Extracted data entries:
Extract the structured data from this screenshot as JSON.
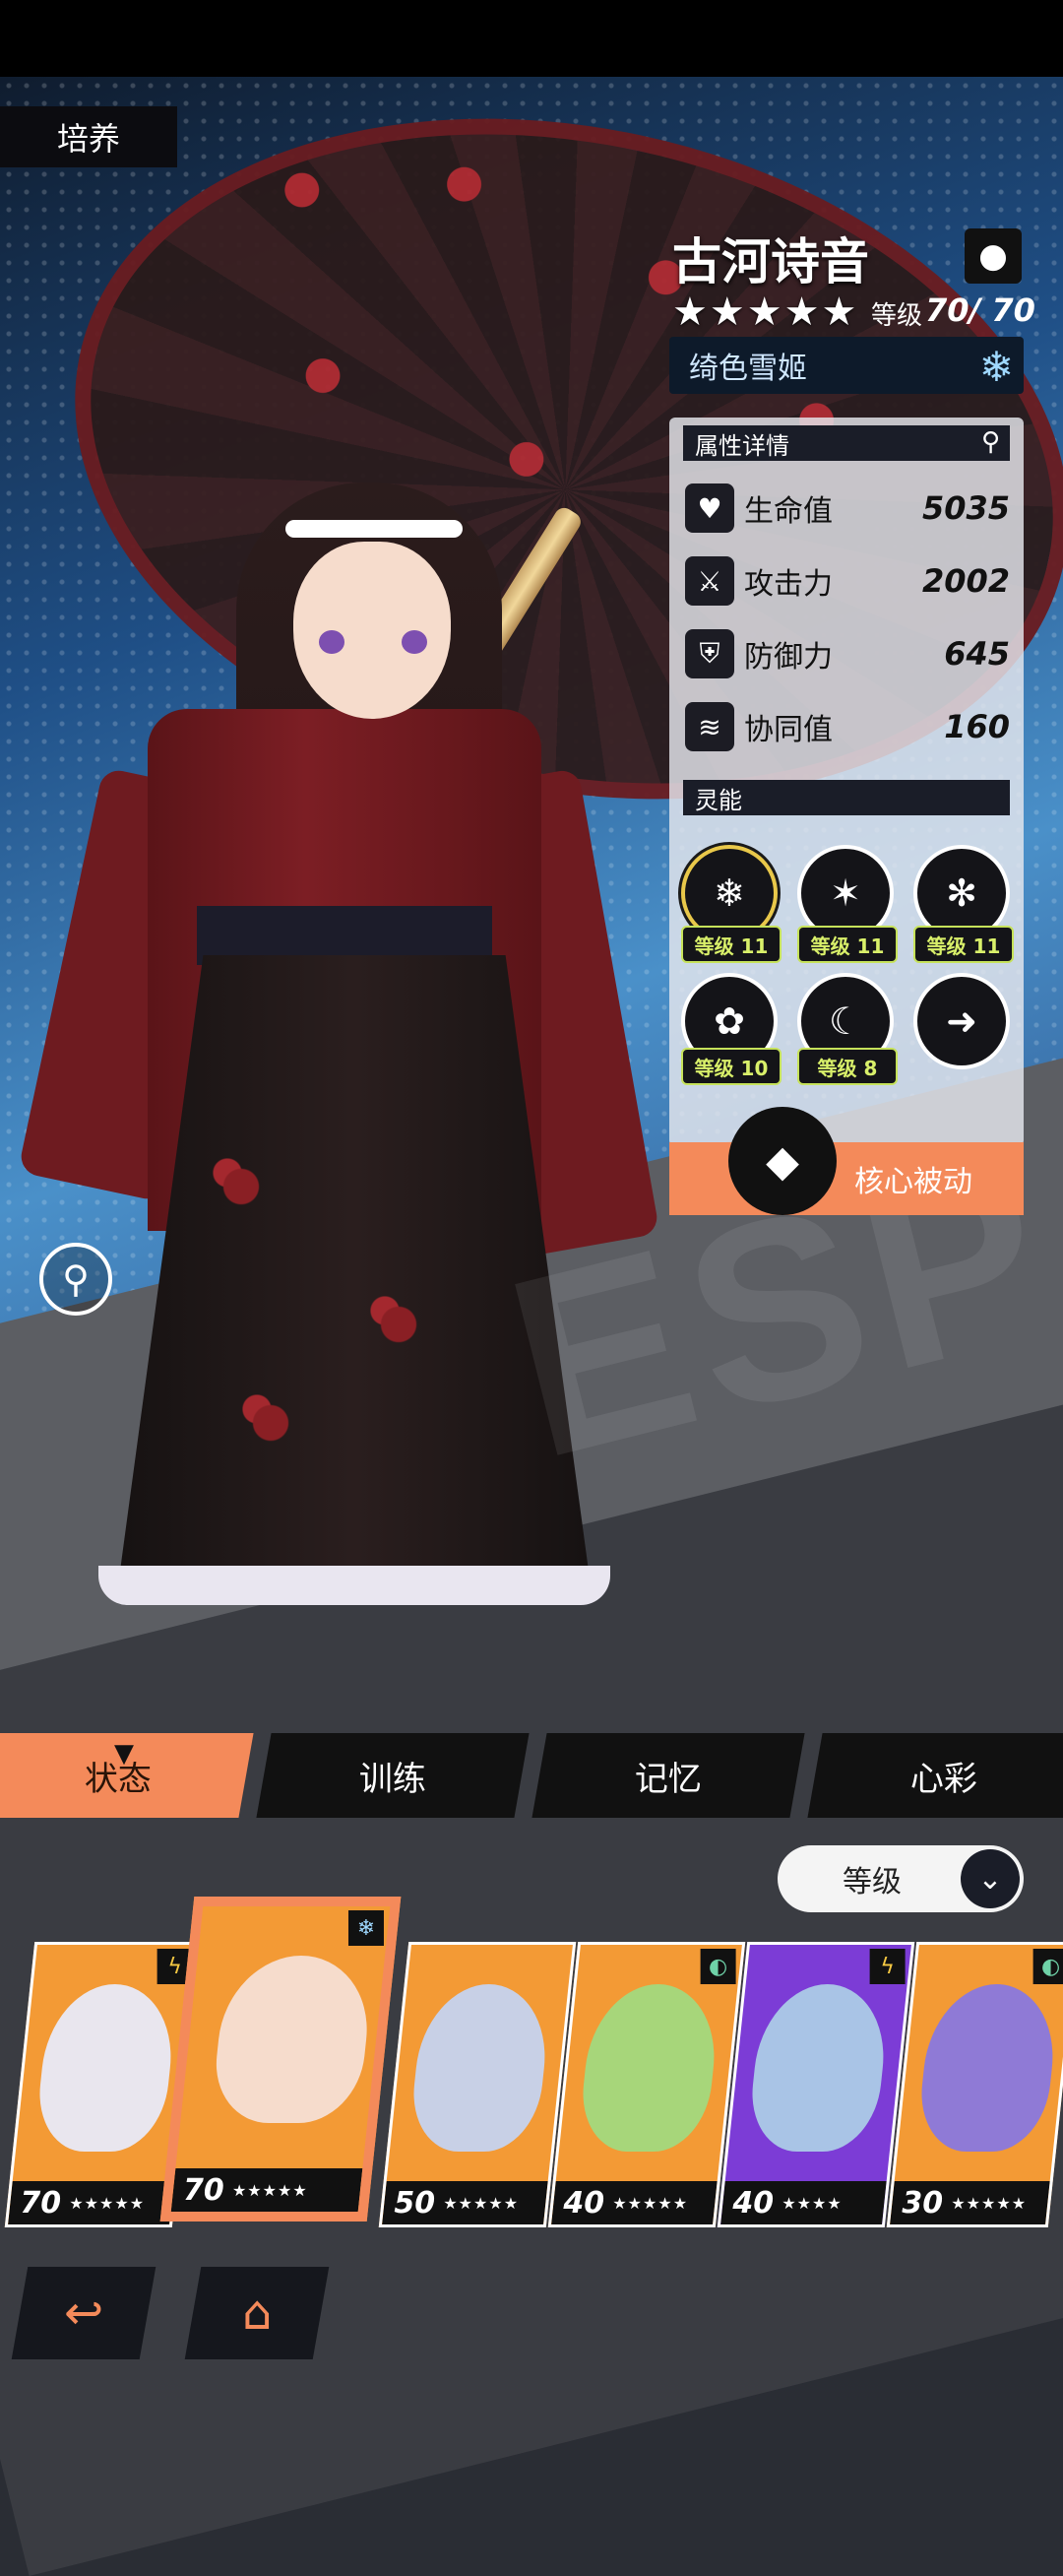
{
  "header": {
    "section_tag": "培养"
  },
  "character": {
    "name": "古河诗音",
    "stars": "★★★★★",
    "level_label": "等级",
    "level_value": "70/ 70",
    "title": "绮色雪姬",
    "element_icon": "snowflake-icon",
    "type_icon": "bomb-icon"
  },
  "stats": {
    "header": "属性详情",
    "rows": [
      {
        "label": "生命值",
        "value": "5035",
        "icon": "heart-pulse-icon"
      },
      {
        "label": "攻击力",
        "value": "2002",
        "icon": "sword-icon"
      },
      {
        "label": "防御力",
        "value": "645",
        "icon": "shield-icon"
      },
      {
        "label": "协同值",
        "value": "160",
        "icon": "wave-icon"
      }
    ]
  },
  "psi": {
    "header": "灵能",
    "skills": [
      {
        "level": "等级 11",
        "icon": "snow-tree-icon"
      },
      {
        "level": "等级 11",
        "icon": "ice-claw-icon"
      },
      {
        "level": "等级 11",
        "icon": "snow-slash-icon"
      },
      {
        "level": "等级 10",
        "icon": "rose-swirl-icon"
      },
      {
        "level": "等级 8",
        "icon": "moon-face-icon"
      },
      {
        "level": "",
        "icon": "dash-figure-icon"
      }
    ],
    "core_passive": "核心被动"
  },
  "tabs": [
    {
      "label": "状态",
      "active": true
    },
    {
      "label": "训练",
      "active": false
    },
    {
      "label": "记忆",
      "active": false
    },
    {
      "label": "心彩",
      "active": false
    }
  ],
  "sort": {
    "label": "等级"
  },
  "roster": [
    {
      "level": "70",
      "stars": "★★★★★",
      "element": "lightning-icon",
      "color": "#f39a35"
    },
    {
      "level": "70",
      "stars": "★★★★★",
      "element": "snowflake-icon",
      "color": "#f39a35",
      "selected": true
    },
    {
      "level": "50",
      "stars": "★★★★★",
      "element": "",
      "color": "#f39a35"
    },
    {
      "level": "40",
      "stars": "★★★★★",
      "element": "wind-icon",
      "color": "#f39a35"
    },
    {
      "level": "40",
      "stars": "★★★★",
      "element": "lightning-icon",
      "color": "#7c3cd6"
    },
    {
      "level": "30",
      "stars": "★★★★★",
      "element": "wind-icon",
      "color": "#f39a35"
    }
  ],
  "colors": {
    "accent": "#f48a5a",
    "panel_dark": "#1a1d28",
    "skill_level": "#d9f06a"
  }
}
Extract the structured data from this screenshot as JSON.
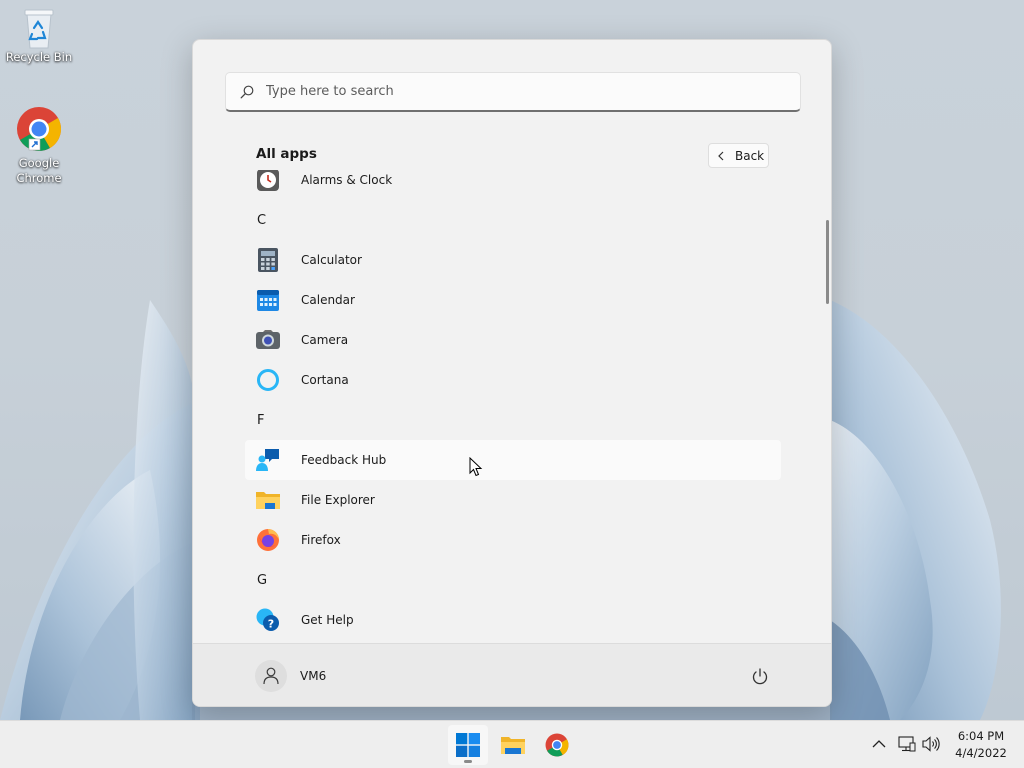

__EXERCISE DESCRIPTION__. Select all lines in the listing above where the word "snowflake" appears, and show them.

__WRITTEN RESPONSE__.
    "element_icon": "snowflake-icon",
      "element": "snowflake-icon",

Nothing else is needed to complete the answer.